# ENTRIES PROVIDED
-- begin --

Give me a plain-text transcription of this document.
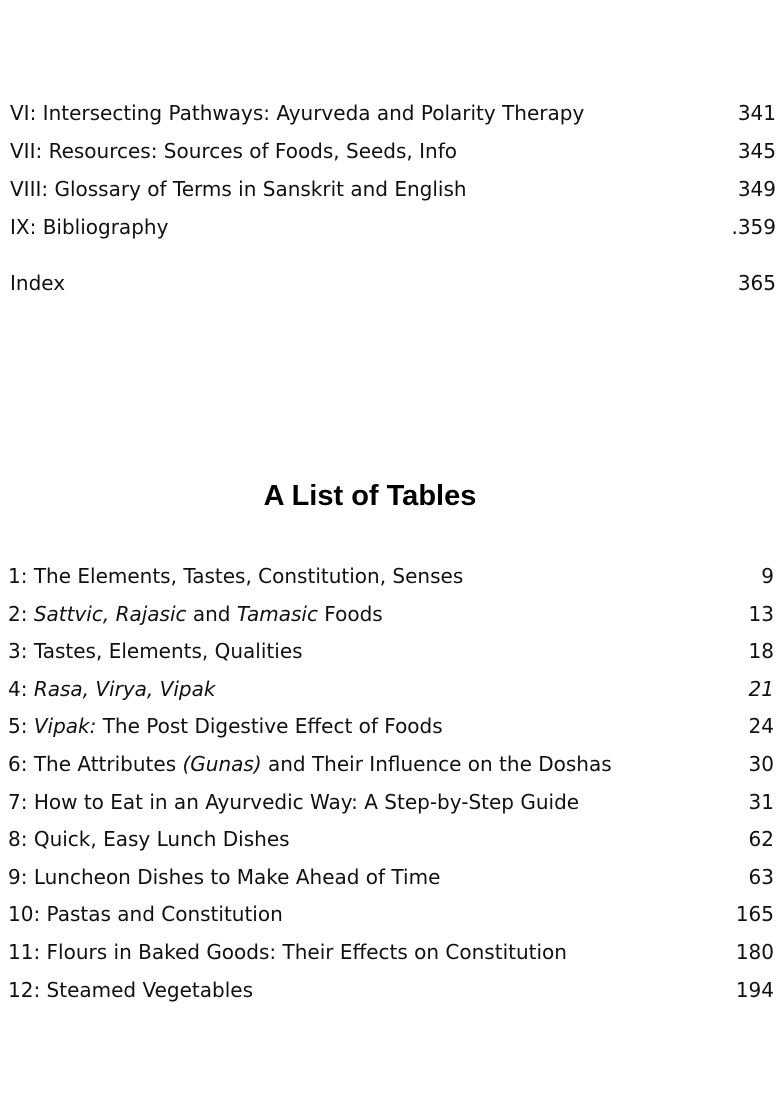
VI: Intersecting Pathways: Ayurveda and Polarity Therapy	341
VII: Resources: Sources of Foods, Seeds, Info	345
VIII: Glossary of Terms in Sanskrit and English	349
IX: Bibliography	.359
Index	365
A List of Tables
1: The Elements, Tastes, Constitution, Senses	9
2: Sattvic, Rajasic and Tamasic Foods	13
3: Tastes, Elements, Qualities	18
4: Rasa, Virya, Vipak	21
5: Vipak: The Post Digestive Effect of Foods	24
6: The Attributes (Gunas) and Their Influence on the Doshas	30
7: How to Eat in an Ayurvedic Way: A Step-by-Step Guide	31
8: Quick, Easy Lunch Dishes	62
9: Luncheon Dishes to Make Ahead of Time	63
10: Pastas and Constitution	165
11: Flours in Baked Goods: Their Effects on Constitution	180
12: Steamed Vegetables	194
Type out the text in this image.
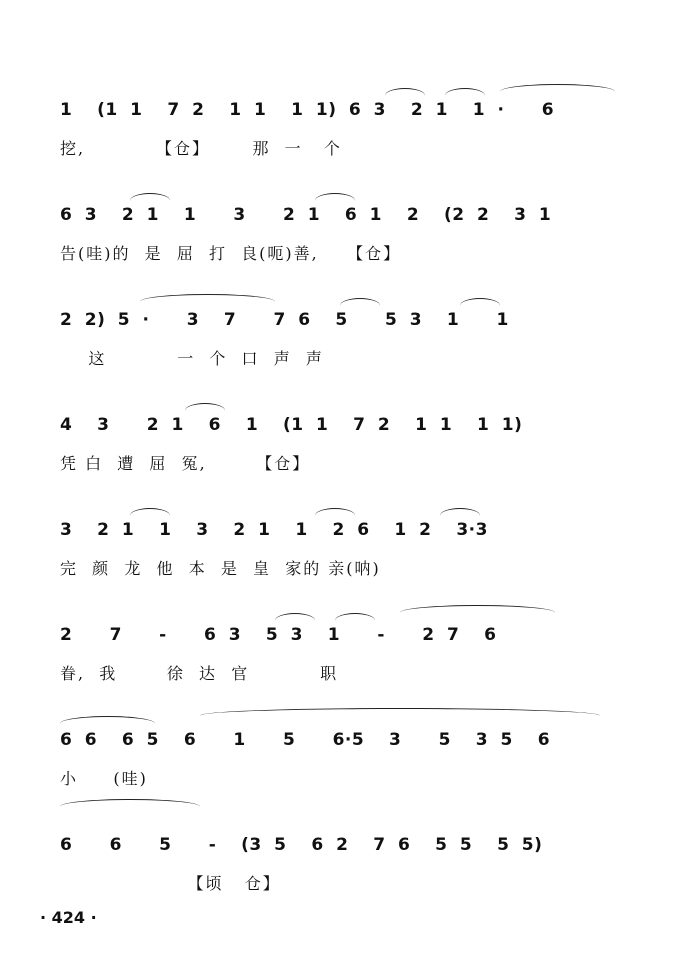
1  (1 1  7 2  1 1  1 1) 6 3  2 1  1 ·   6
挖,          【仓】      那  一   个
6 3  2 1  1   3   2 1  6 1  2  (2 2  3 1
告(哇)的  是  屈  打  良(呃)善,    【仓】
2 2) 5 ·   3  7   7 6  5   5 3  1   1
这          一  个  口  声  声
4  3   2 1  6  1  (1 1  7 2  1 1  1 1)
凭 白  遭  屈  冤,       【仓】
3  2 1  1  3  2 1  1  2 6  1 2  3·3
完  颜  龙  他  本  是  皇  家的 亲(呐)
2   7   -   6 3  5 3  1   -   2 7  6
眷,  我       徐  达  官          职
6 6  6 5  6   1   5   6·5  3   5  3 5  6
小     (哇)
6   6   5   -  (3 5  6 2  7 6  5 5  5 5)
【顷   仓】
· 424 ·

-- end --
-- begin --

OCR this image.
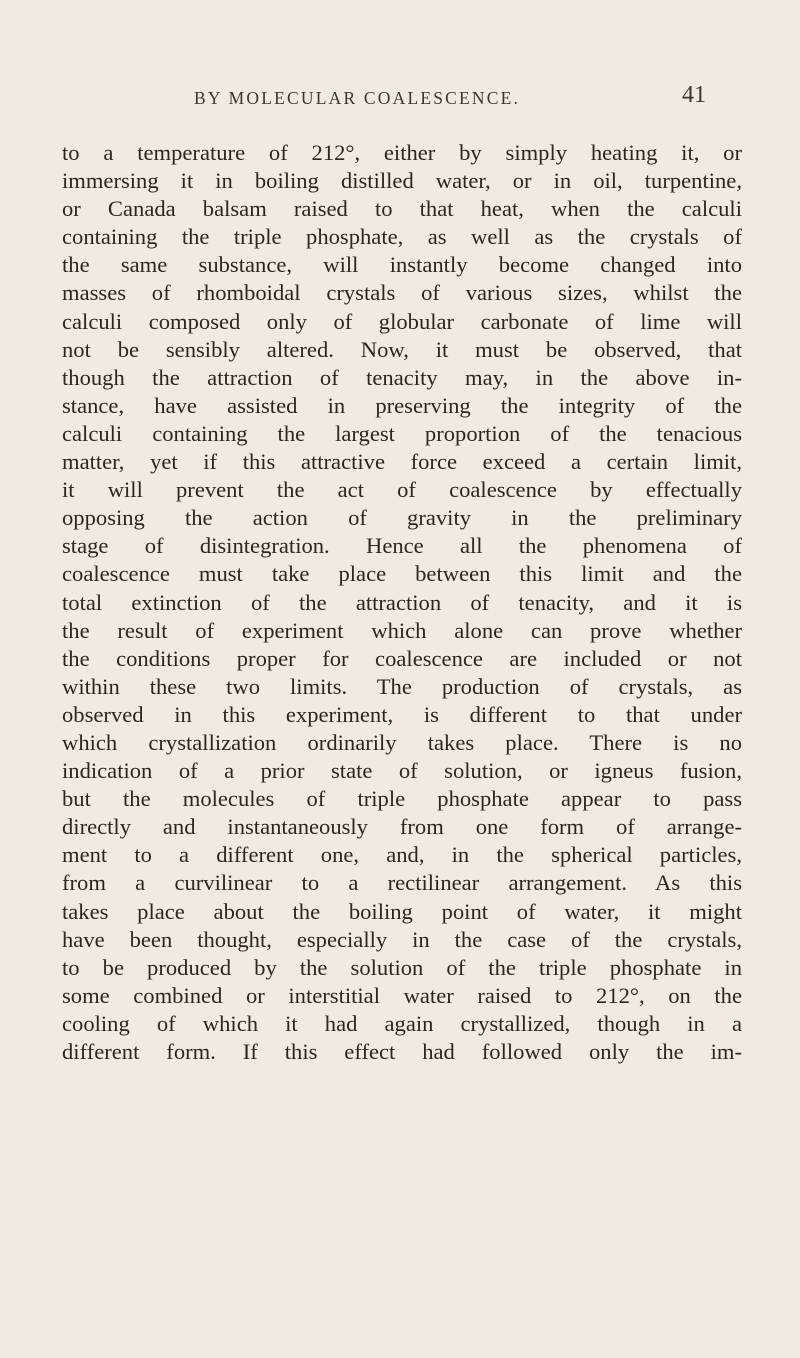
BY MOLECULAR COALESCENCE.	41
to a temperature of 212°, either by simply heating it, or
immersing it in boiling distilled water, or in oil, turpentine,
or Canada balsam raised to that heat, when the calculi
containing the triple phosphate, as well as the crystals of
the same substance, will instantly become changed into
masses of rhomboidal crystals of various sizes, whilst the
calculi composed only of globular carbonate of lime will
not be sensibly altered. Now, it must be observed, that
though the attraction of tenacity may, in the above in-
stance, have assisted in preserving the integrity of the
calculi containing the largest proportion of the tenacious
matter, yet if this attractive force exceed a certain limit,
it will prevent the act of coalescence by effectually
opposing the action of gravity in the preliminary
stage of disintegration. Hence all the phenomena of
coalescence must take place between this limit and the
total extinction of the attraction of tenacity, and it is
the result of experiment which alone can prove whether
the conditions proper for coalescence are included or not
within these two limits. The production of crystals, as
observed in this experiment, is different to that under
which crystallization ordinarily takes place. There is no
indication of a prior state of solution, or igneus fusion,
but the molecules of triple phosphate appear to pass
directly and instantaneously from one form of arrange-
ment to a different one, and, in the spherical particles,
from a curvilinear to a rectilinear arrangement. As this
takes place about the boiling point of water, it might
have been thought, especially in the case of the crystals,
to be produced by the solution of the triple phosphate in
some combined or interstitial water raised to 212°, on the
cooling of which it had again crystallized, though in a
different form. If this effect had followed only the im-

-- end --

# WHAT THIS TASK INVOLVES
Select all lines in the listing above where the word "only" appears, and show them.

# EXERCISE SOLUTION
calculi composed only of globular carbonate of lime will
different form. If this effect had followed only the im-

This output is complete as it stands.